> SOURCE EXCERPT
•••••
After the wind up has formally been triggered, the next focus is on securing members benefits. This can be done in a number of different ways, and you may wish to offer your members different options.

This section of our guidance focuses on three main strands of work that you or your administrators will need to complete before you can move on to the final stage and complete the scheme wind up:

  1. Making sure the scheme is in a position to secure members benefits.
  2. Considering the options available.
  3. Securing members’ benefits.

Strands 1 and 2 are likely to be undertaken simultaneously, at least in part.

Making sure your scheme is in a position to secure members’ benefits

This strand of work is mainly about making sure that scheme data is up to date, that no employer contributions are owed and that the provisions and benefits of the existing scheme are understood. You may already have undertaken some of these activities as part of Stage 1. These activities will mainly be undertaken by the scheme's administrators although the trustees retain overall responsibility. However, it will be for the trustees to review the scheme rules to determine whether any changes are needed, for example to enable or facilitate their offering certain options to members.

Actions to consider when making sure your scheme can secure members' benefits

Review whether the scheme rules permit the trustees to offer members all available options for securing benefits / securing benefits without consent

Consider which options for securing benefits will be offered to members. If the scheme rules restrict the available options (eg they do not permit a transfer to a new scheme without consent), you may wish consider whether it would be helpful (or possible) to amend the scheme rules to change this.

Trace all 'missing' members using DWP or tracing agency as necessary

There are a number of different ways in which you or your administrators could try to trace members. These could include:

  • checking public registers for former employees
  • using the DWP tracing service (chargeable)
•••••
> AVAILABLE RECORDS
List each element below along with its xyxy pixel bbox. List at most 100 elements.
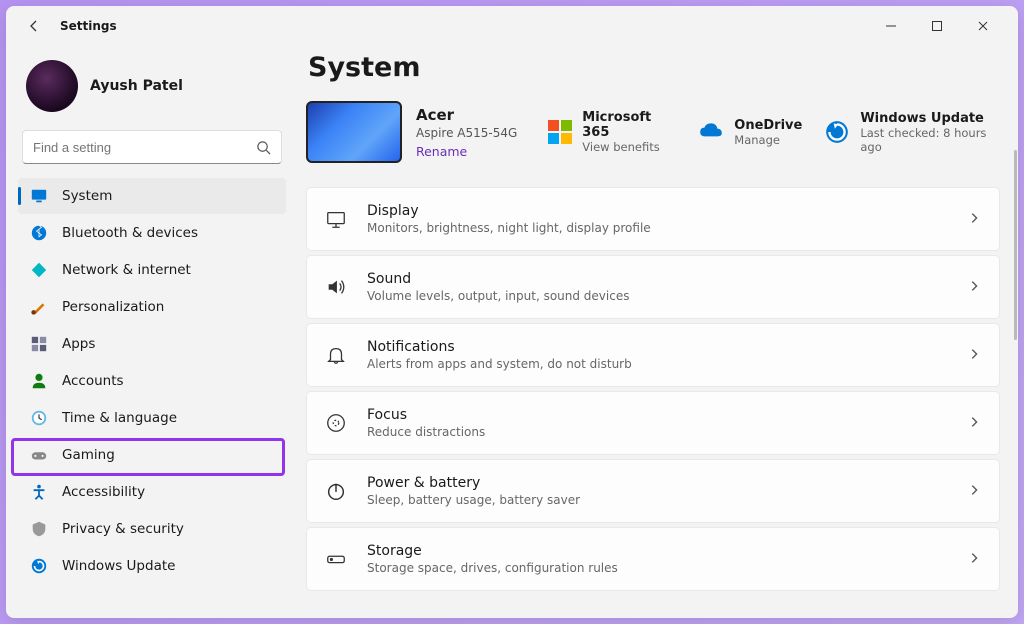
•••••
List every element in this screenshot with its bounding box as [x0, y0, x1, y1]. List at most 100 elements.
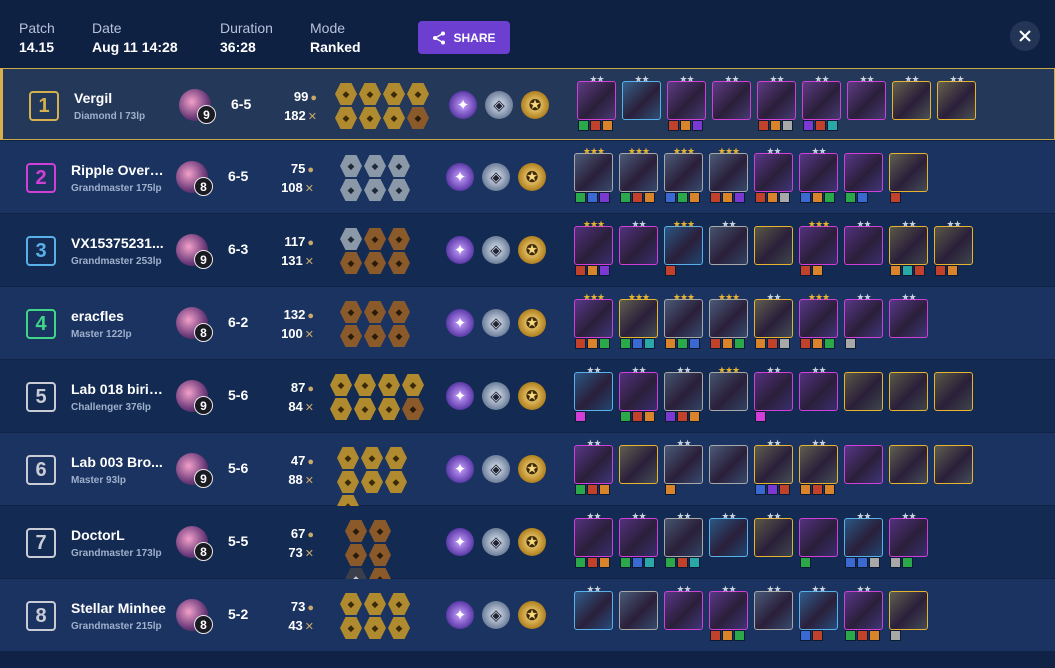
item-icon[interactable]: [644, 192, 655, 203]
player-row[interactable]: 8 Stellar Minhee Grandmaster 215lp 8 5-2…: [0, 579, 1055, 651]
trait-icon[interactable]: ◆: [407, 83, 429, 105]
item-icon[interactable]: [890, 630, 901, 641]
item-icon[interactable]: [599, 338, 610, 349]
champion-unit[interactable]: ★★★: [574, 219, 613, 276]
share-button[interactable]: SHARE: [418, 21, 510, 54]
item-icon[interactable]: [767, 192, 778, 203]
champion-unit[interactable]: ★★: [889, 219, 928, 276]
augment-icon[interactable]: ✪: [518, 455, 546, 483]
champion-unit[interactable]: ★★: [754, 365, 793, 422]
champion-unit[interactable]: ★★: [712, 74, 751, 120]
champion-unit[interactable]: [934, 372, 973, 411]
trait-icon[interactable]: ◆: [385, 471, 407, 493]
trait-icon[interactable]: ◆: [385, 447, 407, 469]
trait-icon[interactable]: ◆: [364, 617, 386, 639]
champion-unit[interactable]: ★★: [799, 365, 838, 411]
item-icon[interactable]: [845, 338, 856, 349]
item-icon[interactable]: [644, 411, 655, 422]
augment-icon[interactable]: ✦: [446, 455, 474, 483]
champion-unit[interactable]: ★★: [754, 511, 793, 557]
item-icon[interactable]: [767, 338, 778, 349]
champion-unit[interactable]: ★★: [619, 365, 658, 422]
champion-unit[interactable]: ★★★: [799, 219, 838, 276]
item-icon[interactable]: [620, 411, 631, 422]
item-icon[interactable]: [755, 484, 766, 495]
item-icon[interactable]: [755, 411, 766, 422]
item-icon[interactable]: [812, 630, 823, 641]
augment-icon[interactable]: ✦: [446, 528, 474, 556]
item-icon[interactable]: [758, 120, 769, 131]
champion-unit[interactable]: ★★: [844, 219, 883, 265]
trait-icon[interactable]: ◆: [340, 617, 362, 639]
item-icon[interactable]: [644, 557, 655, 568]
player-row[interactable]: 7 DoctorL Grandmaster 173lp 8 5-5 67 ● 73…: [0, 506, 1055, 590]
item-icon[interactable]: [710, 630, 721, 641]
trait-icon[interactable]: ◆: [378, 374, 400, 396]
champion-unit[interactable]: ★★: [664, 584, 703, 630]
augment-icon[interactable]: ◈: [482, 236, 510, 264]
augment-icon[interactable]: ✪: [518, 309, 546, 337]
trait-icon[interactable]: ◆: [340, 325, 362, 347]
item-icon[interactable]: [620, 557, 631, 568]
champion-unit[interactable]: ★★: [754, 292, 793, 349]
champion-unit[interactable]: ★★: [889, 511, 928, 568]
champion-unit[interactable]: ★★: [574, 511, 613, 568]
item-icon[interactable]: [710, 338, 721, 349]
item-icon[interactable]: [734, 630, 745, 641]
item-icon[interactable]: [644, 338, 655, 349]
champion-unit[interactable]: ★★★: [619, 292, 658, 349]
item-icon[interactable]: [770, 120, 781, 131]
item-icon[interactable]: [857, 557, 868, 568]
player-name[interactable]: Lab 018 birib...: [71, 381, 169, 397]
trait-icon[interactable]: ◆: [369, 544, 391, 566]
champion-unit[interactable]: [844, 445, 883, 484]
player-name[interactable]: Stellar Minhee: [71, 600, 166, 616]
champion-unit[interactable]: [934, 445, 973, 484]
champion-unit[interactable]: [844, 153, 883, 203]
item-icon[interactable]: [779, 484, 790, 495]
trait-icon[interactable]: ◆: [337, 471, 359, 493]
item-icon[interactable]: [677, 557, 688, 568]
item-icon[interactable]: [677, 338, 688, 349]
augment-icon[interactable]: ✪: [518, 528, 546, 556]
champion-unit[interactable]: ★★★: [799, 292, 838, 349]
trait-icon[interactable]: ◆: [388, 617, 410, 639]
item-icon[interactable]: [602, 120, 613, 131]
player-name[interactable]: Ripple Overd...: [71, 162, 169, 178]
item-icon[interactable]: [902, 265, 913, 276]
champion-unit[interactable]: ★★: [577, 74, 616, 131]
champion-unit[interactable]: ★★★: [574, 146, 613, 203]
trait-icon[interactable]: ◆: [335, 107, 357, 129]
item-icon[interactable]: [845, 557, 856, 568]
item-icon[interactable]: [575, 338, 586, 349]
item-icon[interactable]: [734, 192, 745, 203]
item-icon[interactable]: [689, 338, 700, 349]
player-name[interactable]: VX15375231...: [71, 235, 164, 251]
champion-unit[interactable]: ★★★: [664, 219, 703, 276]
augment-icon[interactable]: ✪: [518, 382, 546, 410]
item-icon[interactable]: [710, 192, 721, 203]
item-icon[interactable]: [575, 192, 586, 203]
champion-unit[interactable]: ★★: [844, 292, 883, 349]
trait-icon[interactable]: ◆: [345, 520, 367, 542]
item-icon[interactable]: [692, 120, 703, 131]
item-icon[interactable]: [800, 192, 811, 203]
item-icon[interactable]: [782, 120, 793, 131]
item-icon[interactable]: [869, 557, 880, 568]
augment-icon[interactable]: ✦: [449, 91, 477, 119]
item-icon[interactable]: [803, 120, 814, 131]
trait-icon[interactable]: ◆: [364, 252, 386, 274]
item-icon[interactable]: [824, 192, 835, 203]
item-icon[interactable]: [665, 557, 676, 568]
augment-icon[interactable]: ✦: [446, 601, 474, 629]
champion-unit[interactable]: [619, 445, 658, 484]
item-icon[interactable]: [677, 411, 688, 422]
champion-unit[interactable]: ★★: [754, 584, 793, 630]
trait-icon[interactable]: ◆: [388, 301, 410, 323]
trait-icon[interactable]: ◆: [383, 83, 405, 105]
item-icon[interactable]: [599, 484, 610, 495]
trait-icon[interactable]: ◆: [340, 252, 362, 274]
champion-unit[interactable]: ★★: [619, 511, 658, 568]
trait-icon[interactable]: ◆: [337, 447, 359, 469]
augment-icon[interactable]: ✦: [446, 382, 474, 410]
•••••
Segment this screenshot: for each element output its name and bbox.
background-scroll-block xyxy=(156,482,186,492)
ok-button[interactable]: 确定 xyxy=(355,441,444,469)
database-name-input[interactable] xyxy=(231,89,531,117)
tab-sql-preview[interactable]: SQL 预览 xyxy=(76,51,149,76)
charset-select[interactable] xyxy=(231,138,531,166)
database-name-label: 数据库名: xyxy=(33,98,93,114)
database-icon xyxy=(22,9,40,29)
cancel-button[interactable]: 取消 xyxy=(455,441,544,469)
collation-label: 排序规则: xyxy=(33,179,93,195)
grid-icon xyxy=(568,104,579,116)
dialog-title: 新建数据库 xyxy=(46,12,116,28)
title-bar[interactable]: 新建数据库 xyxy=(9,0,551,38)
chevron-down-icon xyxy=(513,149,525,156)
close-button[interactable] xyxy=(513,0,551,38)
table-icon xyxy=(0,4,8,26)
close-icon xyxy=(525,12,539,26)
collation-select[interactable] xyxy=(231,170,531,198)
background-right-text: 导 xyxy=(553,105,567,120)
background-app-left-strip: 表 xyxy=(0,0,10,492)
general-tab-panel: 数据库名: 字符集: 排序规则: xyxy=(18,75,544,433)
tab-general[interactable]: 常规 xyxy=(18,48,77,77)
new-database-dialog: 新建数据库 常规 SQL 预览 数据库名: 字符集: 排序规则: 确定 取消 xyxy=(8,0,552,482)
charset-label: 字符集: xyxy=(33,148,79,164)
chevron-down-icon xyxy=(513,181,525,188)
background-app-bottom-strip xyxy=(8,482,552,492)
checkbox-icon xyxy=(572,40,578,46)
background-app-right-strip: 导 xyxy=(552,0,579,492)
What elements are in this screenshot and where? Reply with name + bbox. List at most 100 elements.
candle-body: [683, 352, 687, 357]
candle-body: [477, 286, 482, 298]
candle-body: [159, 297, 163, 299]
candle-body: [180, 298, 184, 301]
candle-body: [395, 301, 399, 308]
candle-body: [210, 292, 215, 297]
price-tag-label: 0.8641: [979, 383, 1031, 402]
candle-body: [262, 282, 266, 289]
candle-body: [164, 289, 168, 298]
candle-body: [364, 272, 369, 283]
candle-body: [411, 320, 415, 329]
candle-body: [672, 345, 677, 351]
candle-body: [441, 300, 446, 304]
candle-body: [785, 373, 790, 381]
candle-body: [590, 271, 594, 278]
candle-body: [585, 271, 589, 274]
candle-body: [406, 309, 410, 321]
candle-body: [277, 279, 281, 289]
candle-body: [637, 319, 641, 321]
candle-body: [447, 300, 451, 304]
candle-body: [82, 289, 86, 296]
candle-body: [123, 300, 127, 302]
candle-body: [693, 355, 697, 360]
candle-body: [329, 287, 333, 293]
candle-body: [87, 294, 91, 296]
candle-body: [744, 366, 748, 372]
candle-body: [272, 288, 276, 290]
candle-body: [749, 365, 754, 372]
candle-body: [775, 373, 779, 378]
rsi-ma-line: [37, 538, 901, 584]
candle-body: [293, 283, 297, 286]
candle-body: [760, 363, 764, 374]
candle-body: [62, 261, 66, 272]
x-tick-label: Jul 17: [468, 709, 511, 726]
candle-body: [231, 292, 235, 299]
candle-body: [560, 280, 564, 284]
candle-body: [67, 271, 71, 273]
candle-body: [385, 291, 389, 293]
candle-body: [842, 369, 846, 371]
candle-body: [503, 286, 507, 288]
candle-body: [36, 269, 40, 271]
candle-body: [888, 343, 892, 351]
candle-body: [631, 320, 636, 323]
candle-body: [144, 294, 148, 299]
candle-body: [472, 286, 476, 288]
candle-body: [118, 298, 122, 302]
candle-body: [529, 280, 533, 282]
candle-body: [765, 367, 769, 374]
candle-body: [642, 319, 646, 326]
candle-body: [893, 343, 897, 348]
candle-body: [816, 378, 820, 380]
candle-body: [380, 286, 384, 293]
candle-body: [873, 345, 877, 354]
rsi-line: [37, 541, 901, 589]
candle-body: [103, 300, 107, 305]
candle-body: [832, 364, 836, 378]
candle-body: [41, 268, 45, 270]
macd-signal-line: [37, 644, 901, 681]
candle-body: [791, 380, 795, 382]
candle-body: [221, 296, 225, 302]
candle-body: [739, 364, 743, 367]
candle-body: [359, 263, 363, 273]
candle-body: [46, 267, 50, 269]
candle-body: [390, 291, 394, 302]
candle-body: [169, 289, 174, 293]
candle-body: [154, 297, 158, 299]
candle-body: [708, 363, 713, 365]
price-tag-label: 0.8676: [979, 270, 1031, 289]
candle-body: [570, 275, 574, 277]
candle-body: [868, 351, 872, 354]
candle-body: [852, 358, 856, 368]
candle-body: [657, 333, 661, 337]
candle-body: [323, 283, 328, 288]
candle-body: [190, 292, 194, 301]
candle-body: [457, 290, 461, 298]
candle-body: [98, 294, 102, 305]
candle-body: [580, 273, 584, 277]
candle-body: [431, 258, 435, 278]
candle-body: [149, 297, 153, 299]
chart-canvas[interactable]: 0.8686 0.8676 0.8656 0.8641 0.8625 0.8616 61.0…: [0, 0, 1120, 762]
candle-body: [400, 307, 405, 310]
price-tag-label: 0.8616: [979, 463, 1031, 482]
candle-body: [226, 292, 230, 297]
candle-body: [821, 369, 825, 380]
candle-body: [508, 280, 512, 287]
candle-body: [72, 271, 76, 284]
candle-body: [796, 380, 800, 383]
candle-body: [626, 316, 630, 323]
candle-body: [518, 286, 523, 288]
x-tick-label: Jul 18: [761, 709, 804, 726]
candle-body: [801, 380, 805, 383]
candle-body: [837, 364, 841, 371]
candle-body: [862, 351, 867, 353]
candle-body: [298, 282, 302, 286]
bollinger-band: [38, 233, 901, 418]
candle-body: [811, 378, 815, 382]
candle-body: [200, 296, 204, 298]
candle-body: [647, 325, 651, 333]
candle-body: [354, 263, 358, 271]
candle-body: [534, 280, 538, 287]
•••••
> WORK INSTRUCTIONS
A – From the records, return the lines starting with the line containing "List every element" and going on through the line containing "trait-icon[interactable]: ◆: [407, 83, 429, 105]", leaving out the picture.
B – Take the guidance on securing members' benefits during a pension scheme wind up further, picking up after its final line.
The guidance on pension scheme wind up and the records have nothing to do with each other.

> ANSWER LIST
A –
List every element in this screenshot with its bounding box as [x0, y0, x1, y1]. List at most 100 elements.
item-icon[interactable]: [644, 192, 655, 203]
player-row[interactable]: 8 Stellar Minhee Grandmaster 215lp 8 5-2…: [0, 579, 1055, 651]
trait-icon[interactable]: ◆: [407, 83, 429, 105]

B –
  • contacting employers who have historically participated in the scheme, and are still in business, to ask them to pass on information to any members they now employ
  • contacting alumni networks to ask them to pass on information or post it on their website
  • asking members who can be traced to help find other members
  • using social media to advertise for or track down former members

If, after all reasonable tracing routes are exhausted, you still don't have a last known address for some of the members, this isn't necessarily a barrier to the scheme winding up. However, you may want to consider taking legal advice on this issue.

Audit member data and reconcile individual accounts

Make sure the member data you hold is accurate. You should also make specific checks to ensure:

  • all employer and employee contributions have been collected and allocated correctly
  • all refunds of contributions due have been paid
  • any additional voluntary contributions and insured benefits held in the plan have been identified

Publish a section 27 notice to establish claims from unknown / missing beneficiaries

If you place a notice in The London Gazette (a government records website) and make other efforts to notify unknown members, including by advertising in at least one newspaper relevant for your membership, you can gain statutory protection from claims to trust property from unknown beneficiaries. This does not protect you against members you are aware of but simply cannot locate (although, as stated earlier, this isn't necessarily a barrier to scheme wind up).

Considering the options available

As part of the process of winding up the scheme, you will need to present members with options to secure their benefits. There are many different ways of doing this and you should consider taking professional advice on the best range of options to offer.

When you present the available options to members, you should encourage them to consider carefully which option will be best for their particular circumstances. You may wish to refer them to MoneyHelper or suggest that they seek independent financial advice.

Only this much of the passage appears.